## Extracted data
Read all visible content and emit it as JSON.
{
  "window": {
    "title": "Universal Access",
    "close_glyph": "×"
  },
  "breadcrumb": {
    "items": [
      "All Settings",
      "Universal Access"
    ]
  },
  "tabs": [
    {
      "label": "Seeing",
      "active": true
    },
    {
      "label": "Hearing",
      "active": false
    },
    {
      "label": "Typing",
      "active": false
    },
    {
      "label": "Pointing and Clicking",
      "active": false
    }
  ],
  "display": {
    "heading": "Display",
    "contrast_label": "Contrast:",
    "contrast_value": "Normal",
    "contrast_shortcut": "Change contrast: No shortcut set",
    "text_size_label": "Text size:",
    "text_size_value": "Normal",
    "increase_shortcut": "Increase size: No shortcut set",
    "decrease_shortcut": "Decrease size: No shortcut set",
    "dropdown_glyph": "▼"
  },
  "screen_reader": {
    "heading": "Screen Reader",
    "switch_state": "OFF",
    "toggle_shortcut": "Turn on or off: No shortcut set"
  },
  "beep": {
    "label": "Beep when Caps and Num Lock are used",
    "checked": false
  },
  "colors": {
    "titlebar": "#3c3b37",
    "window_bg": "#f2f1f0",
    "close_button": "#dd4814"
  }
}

## What is asked
In the listing, find each line with the string "Access" and copy it.

## Solution
    "title": "Universal Access",
      "Universal Access"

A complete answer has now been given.